SUPPLIED DATA:
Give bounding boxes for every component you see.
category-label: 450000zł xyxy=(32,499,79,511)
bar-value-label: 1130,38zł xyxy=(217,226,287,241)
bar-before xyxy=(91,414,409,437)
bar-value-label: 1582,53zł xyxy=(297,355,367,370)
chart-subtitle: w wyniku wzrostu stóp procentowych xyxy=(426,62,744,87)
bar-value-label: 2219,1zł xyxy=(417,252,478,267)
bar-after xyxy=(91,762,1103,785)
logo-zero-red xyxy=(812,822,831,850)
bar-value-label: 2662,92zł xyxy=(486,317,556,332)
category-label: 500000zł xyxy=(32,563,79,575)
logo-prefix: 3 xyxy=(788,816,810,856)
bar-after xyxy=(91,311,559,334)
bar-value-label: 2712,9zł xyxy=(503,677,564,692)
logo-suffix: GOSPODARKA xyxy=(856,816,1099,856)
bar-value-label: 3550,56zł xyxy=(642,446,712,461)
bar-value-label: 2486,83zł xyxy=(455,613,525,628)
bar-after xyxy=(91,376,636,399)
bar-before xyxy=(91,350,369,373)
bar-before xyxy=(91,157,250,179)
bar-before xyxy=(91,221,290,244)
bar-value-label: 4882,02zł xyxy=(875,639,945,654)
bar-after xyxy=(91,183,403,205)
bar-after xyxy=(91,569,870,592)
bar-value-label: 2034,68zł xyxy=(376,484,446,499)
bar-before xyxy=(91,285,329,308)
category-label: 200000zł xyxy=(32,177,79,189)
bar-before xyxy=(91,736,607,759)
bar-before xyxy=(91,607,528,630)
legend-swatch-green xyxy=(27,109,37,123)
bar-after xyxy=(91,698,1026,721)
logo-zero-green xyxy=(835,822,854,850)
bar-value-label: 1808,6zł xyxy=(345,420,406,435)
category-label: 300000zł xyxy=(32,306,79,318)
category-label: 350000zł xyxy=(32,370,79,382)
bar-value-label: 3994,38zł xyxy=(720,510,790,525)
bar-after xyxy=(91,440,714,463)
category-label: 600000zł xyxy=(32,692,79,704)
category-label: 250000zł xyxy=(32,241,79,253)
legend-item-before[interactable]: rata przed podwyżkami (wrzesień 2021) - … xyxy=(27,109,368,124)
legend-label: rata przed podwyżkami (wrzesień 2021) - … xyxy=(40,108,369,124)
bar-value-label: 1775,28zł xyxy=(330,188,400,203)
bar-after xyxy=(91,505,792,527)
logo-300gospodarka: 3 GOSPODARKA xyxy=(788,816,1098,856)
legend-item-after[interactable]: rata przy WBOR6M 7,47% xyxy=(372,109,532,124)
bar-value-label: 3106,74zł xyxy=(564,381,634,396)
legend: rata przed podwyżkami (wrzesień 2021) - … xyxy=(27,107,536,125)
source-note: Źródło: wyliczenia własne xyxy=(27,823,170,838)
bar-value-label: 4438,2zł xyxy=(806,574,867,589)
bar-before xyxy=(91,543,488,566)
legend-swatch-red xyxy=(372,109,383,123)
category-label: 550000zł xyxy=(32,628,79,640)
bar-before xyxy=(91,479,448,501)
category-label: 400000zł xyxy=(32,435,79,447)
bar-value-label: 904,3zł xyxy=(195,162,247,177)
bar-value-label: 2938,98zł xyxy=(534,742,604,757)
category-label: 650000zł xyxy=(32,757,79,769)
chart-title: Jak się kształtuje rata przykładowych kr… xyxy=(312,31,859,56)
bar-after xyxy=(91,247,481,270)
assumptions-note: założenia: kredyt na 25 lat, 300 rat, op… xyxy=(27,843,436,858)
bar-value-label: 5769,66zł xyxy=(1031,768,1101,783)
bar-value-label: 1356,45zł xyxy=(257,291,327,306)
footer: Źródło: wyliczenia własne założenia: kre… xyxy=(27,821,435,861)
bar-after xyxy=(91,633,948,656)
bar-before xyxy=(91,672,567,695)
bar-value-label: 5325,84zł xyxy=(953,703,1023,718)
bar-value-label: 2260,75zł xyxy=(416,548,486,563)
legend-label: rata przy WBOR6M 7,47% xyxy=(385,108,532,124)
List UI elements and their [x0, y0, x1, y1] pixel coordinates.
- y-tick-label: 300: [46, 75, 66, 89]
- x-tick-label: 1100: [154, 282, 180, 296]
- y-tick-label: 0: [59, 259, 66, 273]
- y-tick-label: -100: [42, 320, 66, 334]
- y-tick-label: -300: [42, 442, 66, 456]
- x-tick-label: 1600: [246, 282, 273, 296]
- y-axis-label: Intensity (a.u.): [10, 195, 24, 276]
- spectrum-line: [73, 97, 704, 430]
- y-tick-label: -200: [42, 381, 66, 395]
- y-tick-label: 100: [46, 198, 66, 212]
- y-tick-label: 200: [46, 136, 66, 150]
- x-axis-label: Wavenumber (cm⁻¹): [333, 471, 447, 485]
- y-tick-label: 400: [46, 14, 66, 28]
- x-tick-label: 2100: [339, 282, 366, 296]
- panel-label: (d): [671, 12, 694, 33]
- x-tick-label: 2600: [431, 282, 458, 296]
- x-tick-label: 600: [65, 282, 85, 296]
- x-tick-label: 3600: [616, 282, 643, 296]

WHAT YOU NEED TO DO: Copy every line of the material above word for word.

SOLUTION TO THIS PROBLEM:
Give bounding boxes for every component you see.
category-label: 450000zł xyxy=(32,499,79,511)
bar-value-label: 1130,38zł xyxy=(217,226,287,241)
bar-before xyxy=(91,414,409,437)
bar-value-label: 1582,53zł xyxy=(297,355,367,370)
chart-subtitle: w wyniku wzrostu stóp procentowych xyxy=(426,62,744,87)
bar-value-label: 2219,1zł xyxy=(417,252,478,267)
bar-after xyxy=(91,762,1103,785)
logo-zero-red xyxy=(812,822,831,850)
bar-value-label: 2662,92zł xyxy=(486,317,556,332)
category-label: 500000zł xyxy=(32,563,79,575)
logo-prefix: 3 xyxy=(788,816,810,856)
bar-after xyxy=(91,311,559,334)
bar-value-label: 2712,9zł xyxy=(503,677,564,692)
logo-suffix: GOSPODARKA xyxy=(856,816,1099,856)
bar-value-label: 3550,56zł xyxy=(642,446,712,461)
bar-value-label: 2486,83zł xyxy=(455,613,525,628)
bar-after xyxy=(91,376,636,399)
bar-before xyxy=(91,350,369,373)
bar-before xyxy=(91,157,250,179)
bar-before xyxy=(91,221,290,244)
bar-value-label: 4882,02zł xyxy=(875,639,945,654)
bar-after xyxy=(91,183,403,205)
bar-after xyxy=(91,569,870,592)
bar-value-label: 2034,68zł xyxy=(376,484,446,499)
bar-before xyxy=(91,285,329,308)
category-label: 200000zł xyxy=(32,177,79,189)
bar-before xyxy=(91,736,607,759)
bar-before xyxy=(91,607,528,630)
legend-swatch-green xyxy=(27,109,37,123)
bar-after xyxy=(91,698,1026,721)
logo-zero-green xyxy=(835,822,854,850)
bar-value-label: 1808,6zł xyxy=(345,420,406,435)
category-label: 300000zł xyxy=(32,306,79,318)
category-label: 350000zł xyxy=(32,370,79,382)
bar-value-label: 3994,38zł xyxy=(720,510,790,525)
bar-after xyxy=(91,440,714,463)
category-label: 600000zł xyxy=(32,692,79,704)
category-label: 250000zł xyxy=(32,241,79,253)
legend-item-before[interactable]: rata przed podwyżkami (wrzesień 2021) - … xyxy=(27,109,368,124)
legend-label: rata przed podwyżkami (wrzesień 2021) - … xyxy=(40,108,369,124)
bar-value-label: 1775,28zł xyxy=(330,188,400,203)
bar-after xyxy=(91,505,792,527)
logo-300gospodarka: 3 GOSPODARKA xyxy=(788,816,1098,856)
legend-item-after[interactable]: rata przy WBOR6M 7,47% xyxy=(372,109,532,124)
bar-value-label: 3106,74zł xyxy=(564,381,634,396)
legend: rata przed podwyżkami (wrzesień 2021) - … xyxy=(27,107,536,125)
source-note: Źródło: wyliczenia własne xyxy=(27,823,170,838)
bar-value-label: 4438,2zł xyxy=(806,574,867,589)
bar-before xyxy=(91,543,488,566)
legend-swatch-red xyxy=(372,109,383,123)
category-label: 550000zł xyxy=(32,628,79,640)
bar-before xyxy=(91,479,448,501)
category-label: 400000zł xyxy=(32,435,79,447)
bar-value-label: 904,3zł xyxy=(195,162,247,177)
bar-value-label: 2938,98zł xyxy=(534,742,604,757)
category-label: 650000zł xyxy=(32,757,79,769)
chart-title: Jak się kształtuje rata przykładowych kr… xyxy=(312,31,859,56)
bar-after xyxy=(91,247,481,270)
assumptions-note: założenia: kredyt na 25 lat, 300 rat, op… xyxy=(27,843,436,858)
bar-value-label: 5769,66zł xyxy=(1031,768,1101,783)
bar-value-label: 1356,45zł xyxy=(257,291,327,306)
footer: Źródło: wyliczenia własne założenia: kre… xyxy=(27,821,435,861)
bar-after xyxy=(91,633,948,656)
bar-before xyxy=(91,672,567,695)
bar-value-label: 5325,84zł xyxy=(953,703,1023,718)
bar-value-label: 2260,75zł xyxy=(416,548,486,563)
legend-label: rata przy WBOR6M 7,47% xyxy=(385,108,532,124)
List UI elements and their [x0, y0, x1, y1] pixel coordinates.
- y-tick-label: 300: [46, 75, 66, 89]
- x-tick-label: 1100: [154, 282, 180, 296]
- y-tick-label: 0: [59, 259, 66, 273]
- y-tick-label: -100: [42, 320, 66, 334]
- y-tick-label: -300: [42, 442, 66, 456]
- x-tick-label: 1600: [246, 282, 273, 296]
- y-axis-label: Intensity (a.u.): [10, 195, 24, 276]
- spectrum-line: [73, 97, 704, 430]
- y-tick-label: -200: [42, 381, 66, 395]
- y-tick-label: 100: [46, 198, 66, 212]
- y-tick-label: 200: [46, 136, 66, 150]
- x-axis-label: Wavenumber (cm⁻¹): [333, 471, 447, 485]
- y-tick-label: 400: [46, 14, 66, 28]
- x-tick-label: 2100: [339, 282, 366, 296]
- panel-label: (d): [671, 12, 694, 33]
- x-tick-label: 2600: [431, 282, 458, 296]
- x-tick-label: 600: [65, 282, 85, 296]
- x-tick-label: 3600: [616, 282, 643, 296]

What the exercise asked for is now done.